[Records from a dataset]
========
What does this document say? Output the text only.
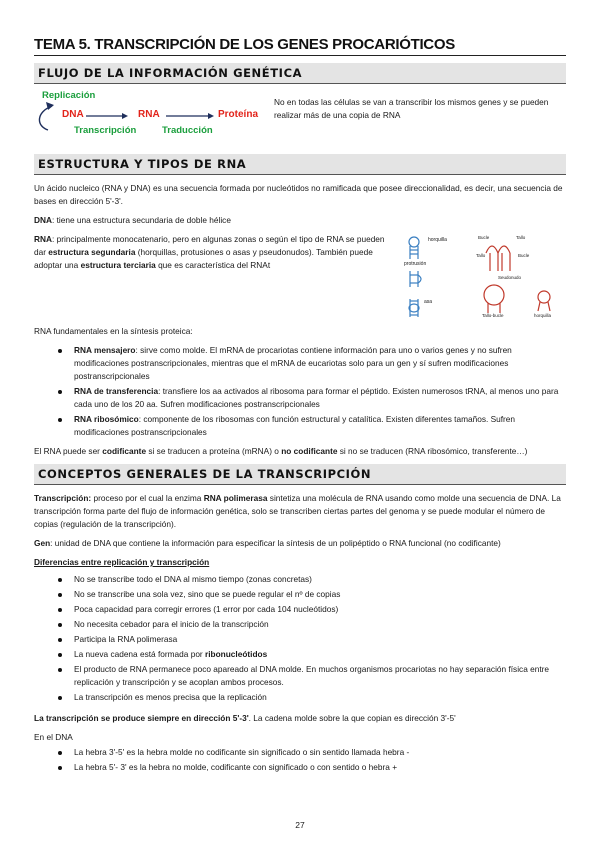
TEMA 5. TRANSCRIPCIÓN DE LOS GENES PROCARIÓTICOS
FLUJO DE LA INFORMACIÓN GENÉTICA
Replicación
DNA	RNA	Proteína
Transcripción	Traducción

No en todas las células se van a transcribir los mismos genes y se pueden realizar más de una copia de RNA

ESTRUCTURA Y TIPOS DE RNA

Un ácido nucleico (RNA y DNA) es una secuencia formada por nucleótidos no ramificada que posee direccionalidad, es decir, una secuencia de bases en dirección 5'-3'.

DNA: tiene una estructura secundaria de doble hélice

RNA: principalmente monocatenario, pero en algunas zonas o según el tipo de RNA se pueden dar estructura segundaria (horquillas, protusiones o asas y pseudonudos). También puede adoptar una estructura terciaria que es característica del RNAt

horquilla
protrusión
asa
Bucle	Tallo
Tallo	Bucle
Seudonudo
Tallo-bucle	horquilla

RNA fundamentales en la síntesis proteica:

RNA mensajero: sirve como molde. El mRNA de procariotas contiene información para uno o varios genes y no sufren modificaciones postranscripcionales, mientras que el mRNA de eucariotas solo para un gen y sí sufren modificaciones postranscripcionales
RNA de transferencia: transfiere los aa activados al ribosoma para formar el péptido. Existen numerosos tRNA, al menos uno para cada uno de los 20 aa. Sufren modificaciones postranscripcionales
RNA ribosómico: componente de los ribosomas con función estructural y catalítica. Existen diferentes tamaños. Sufren modificaciones postranscripcionales

El RNA puede ser codificante si se traducen a proteína (mRNA) o no codificante si no se traducen (RNA ribosómico, transferente…)

CONCEPTOS GENERALES DE LA TRANSCRIPCIÓN

Transcripción: proceso por el cual la enzima RNA polimerasa sintetiza una molécula de RNA usando como molde una secuencia de DNA. La transcripción forma parte del flujo de información genética, solo se transcriben ciertas partes del genoma y se puede modular el número de copias (regulación de la transcripción).

Gen: unidad de DNA que contiene la información para especificar la síntesis de un polipéptido o RNA funcional (no codificante)

Diferencias entre replicación y transcripción

No se transcribe todo el DNA al mismo tiempo (zonas concretas)
No se transcribe una sola vez, sino que se puede regular el nº de copias
Poca capacidad para corregir errores (1 error por cada 104 nucleótidos)
No necesita cebador para el inicio de la transcripción
Participa la RNA polimerasa
La nueva cadena está formada por ribonucleótidos
El producto de RNA permanece poco apareado al DNA molde. En muchos organismos procariotas no hay separación física entre replicación y transcripción y se acoplan ambos procesos.
La transcripción es menos precisa que la replicación

La transcripción se produce siempre en dirección 5'-3'. La cadena molde sobre la que copian es dirección 3'-5'

En el DNA

La hebra 3'-5' es la hebra molde no codificante sin significado o sin sentido llamada hebra -
La hebra 5'- 3' es la hebra no molde, codificante con significado o con sentido o hebra +
27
========
▶ [Task description]
The data above must be written out again without alteration, and the pictures in them must be excluded.

▶ [Exercise output]
What does this document say? Output the text only.
TEMA 5. TRANSCRIPCIÓN DE LOS GENES PROCARIÓTICOS
FLUJO DE LA INFORMACIÓN GENÉTICA
Replicación
DNA	RNA	Proteína
Transcripción	Traducción

No en todas las células se van a transcribir los mismos genes y se pueden realizar más de una copia de RNA

ESTRUCTURA Y TIPOS DE RNA

Un ácido nucleico (RNA y DNA) es una secuencia formada por nucleótidos no ramificada que posee direccionalidad, es decir, una secuencia de bases en dirección 5'-3'.

DNA: tiene una estructura secundaria de doble hélice

RNA: principalmente monocatenario, pero en algunas zonas o según el tipo de RNA se pueden dar estructura segundaria (horquillas, protusiones o asas y pseudonudos). También puede adoptar una estructura terciaria que es característica del RNAt

horquilla
protrusión
asa
Bucle	Tallo
Tallo	Bucle
Seudonudo
Tallo-bucle	horquilla

RNA fundamentales en la síntesis proteica:

RNA mensajero: sirve como molde. El mRNA de procariotas contiene información para uno o varios genes y no sufren modificaciones postranscripcionales, mientras que el mRNA de eucariotas solo para un gen y sí sufren modificaciones postranscripcionales
RNA de transferencia: transfiere los aa activados al ribosoma para formar el péptido. Existen numerosos tRNA, al menos uno para cada uno de los 20 aa. Sufren modificaciones postranscripcionales
RNA ribosómico: componente de los ribosomas con función estructural y catalítica. Existen diferentes tamaños. Sufren modificaciones postranscripcionales

El RNA puede ser codificante si se traducen a proteína (mRNA) o no codificante si no se traducen (RNA ribosómico, transferente…)

CONCEPTOS GENERALES DE LA TRANSCRIPCIÓN

Transcripción: proceso por el cual la enzima RNA polimerasa sintetiza una molécula de RNA usando como molde una secuencia de DNA. La transcripción forma parte del flujo de información genética, solo se transcriben ciertas partes del genoma y se puede modular el número de copias (regulación de la transcripción).

Gen: unidad de DNA que contiene la información para especificar la síntesis de un polipéptido o RNA funcional (no codificante)

Diferencias entre replicación y transcripción

No se transcribe todo el DNA al mismo tiempo (zonas concretas)
No se transcribe una sola vez, sino que se puede regular el nº de copias
Poca capacidad para corregir errores (1 error por cada 104 nucleótidos)
No necesita cebador para el inicio de la transcripción
Participa la RNA polimerasa
La nueva cadena está formada por ribonucleótidos
El producto de RNA permanece poco apareado al DNA molde. En muchos organismos procariotas no hay separación física entre replicación y transcripción y se acoplan ambos procesos.
La transcripción es menos precisa que la replicación

La transcripción se produce siempre en dirección 5'-3'. La cadena molde sobre la que copian es dirección 3'-5'

En el DNA

La hebra 3'-5' es la hebra molde no codificante sin significado o sin sentido llamada hebra -
La hebra 5'- 3' es la hebra no molde, codificante con significado o con sentido o hebra +
27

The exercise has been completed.